* **Your task**: Could you reproduce the material below with every "checkmark-icon" replaced by "check-icon" and nothing else altered? Omit the pictures from your answer.

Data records
::::::::::
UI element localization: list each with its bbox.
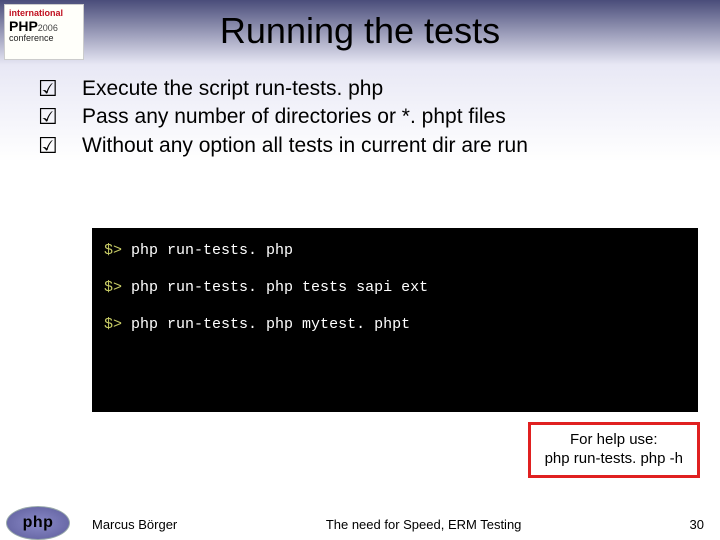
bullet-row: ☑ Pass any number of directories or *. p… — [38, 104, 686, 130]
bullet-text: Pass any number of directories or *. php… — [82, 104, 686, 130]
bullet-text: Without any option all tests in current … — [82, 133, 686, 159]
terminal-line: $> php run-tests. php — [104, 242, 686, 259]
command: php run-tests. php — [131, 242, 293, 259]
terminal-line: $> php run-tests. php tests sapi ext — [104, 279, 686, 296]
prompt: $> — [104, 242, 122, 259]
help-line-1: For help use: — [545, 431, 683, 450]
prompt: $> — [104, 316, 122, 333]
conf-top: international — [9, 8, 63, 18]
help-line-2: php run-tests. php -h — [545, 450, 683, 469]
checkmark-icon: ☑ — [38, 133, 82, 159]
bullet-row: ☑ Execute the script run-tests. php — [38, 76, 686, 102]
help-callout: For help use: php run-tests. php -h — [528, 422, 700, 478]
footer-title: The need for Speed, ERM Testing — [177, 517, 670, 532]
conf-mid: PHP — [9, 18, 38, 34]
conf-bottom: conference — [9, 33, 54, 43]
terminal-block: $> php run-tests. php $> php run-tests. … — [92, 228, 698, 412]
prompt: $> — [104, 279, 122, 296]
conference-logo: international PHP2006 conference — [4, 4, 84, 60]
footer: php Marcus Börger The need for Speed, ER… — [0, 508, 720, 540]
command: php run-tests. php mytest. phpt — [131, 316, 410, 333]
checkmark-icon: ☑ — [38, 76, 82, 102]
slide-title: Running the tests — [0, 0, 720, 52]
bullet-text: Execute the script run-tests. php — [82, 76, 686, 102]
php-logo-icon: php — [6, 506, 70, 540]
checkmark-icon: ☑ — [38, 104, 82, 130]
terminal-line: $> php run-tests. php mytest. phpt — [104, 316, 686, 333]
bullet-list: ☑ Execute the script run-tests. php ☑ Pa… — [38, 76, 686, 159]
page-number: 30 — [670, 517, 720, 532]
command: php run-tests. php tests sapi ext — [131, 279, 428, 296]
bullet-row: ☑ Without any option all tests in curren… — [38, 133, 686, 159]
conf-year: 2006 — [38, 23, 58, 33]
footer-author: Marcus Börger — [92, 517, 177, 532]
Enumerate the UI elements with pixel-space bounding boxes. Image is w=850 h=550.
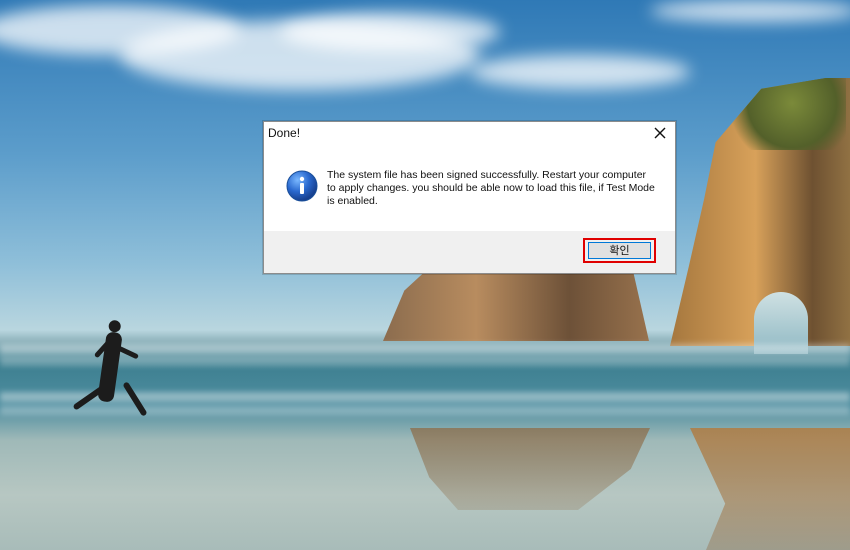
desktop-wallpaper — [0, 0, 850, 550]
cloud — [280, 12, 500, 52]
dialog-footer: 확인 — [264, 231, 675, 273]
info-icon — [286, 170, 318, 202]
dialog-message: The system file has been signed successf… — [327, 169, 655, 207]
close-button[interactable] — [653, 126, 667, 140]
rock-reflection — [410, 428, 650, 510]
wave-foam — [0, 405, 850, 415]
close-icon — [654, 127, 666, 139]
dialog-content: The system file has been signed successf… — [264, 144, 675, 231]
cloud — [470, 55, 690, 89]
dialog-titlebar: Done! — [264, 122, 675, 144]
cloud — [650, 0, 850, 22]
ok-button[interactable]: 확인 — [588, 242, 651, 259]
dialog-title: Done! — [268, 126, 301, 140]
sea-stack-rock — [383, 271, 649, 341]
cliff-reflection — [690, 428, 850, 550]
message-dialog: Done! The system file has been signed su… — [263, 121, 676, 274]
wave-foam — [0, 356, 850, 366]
::::::::::
* **Worked solution**:
UI element localization: list each with its bbox.
bullet-row: ☑ Pass any number of directories or *. p… — [38, 104, 686, 130]
bullet-text: Pass any number of directories or *. php… — [82, 104, 686, 130]
bullet-text: Without any option all tests in current … — [82, 133, 686, 159]
terminal-line: $> php run-tests. php — [104, 242, 686, 259]
command: php run-tests. php — [131, 242, 293, 259]
terminal-line: $> php run-tests. php tests sapi ext — [104, 279, 686, 296]
prompt: $> — [104, 242, 122, 259]
help-line-1: For help use: — [545, 431, 683, 450]
prompt: $> — [104, 316, 122, 333]
conf-top: international — [9, 8, 63, 18]
help-line-2: php run-tests. php -h — [545, 450, 683, 469]
check-icon: ☑ — [38, 133, 82, 159]
bullet-row: ☑ Execute the script run-tests. php — [38, 76, 686, 102]
help-callout: For help use: php run-tests. php -h — [528, 422, 700, 478]
footer-title: The need for Speed, ERM Testing — [177, 517, 670, 532]
conf-mid: PHP — [9, 18, 38, 34]
conf-bottom: conference — [9, 33, 54, 43]
terminal-block: $> php run-tests. php $> php run-tests. … — [92, 228, 698, 412]
prompt: $> — [104, 279, 122, 296]
conference-logo: international PHP2006 conference — [4, 4, 84, 60]
footer: php Marcus Börger The need for Speed, ER… — [0, 508, 720, 540]
command: php run-tests. php mytest. phpt — [131, 316, 410, 333]
check-icon: ☑ — [38, 76, 82, 102]
slide-title: Running the tests — [0, 0, 720, 52]
bullet-text: Execute the script run-tests. php — [82, 76, 686, 102]
php-logo-icon: php — [6, 506, 70, 540]
check-icon: ☑ — [38, 104, 82, 130]
terminal-line: $> php run-tests. php mytest. phpt — [104, 316, 686, 333]
bullet-list: ☑ Execute the script run-tests. php ☑ Pa… — [38, 76, 686, 159]
page-number: 30 — [670, 517, 720, 532]
command: php run-tests. php tests sapi ext — [131, 279, 428, 296]
bullet-row: ☑ Without any option all tests in curren… — [38, 133, 686, 159]
conf-year: 2006 — [38, 23, 58, 33]
footer-author: Marcus Börger — [92, 517, 177, 532]
Enumerate the UI elements with pixel-space bounding boxes. Image is w=850 h=550.
desktop-wallpaper — [0, 0, 850, 550]
cloud — [280, 12, 500, 52]
dialog-footer: 확인 — [264, 231, 675, 273]
info-icon — [286, 170, 318, 202]
dialog-message: The system file has been signed successf… — [327, 169, 655, 207]
close-button[interactable] — [653, 126, 667, 140]
rock-reflection — [410, 428, 650, 510]
wave-foam — [0, 405, 850, 415]
close-icon — [654, 127, 666, 139]
dialog-content: The system file has been signed successf… — [264, 144, 675, 231]
cloud — [470, 55, 690, 89]
dialog-titlebar: Done! — [264, 122, 675, 144]
cloud — [650, 0, 850, 22]
ok-button[interactable]: 확인 — [588, 242, 651, 259]
dialog-title: Done! — [268, 126, 301, 140]
sea-stack-rock — [383, 271, 649, 341]
cliff-reflection — [690, 428, 850, 550]
message-dialog: Done! The system file has been signed su… — [263, 121, 676, 274]
wave-foam — [0, 356, 850, 366]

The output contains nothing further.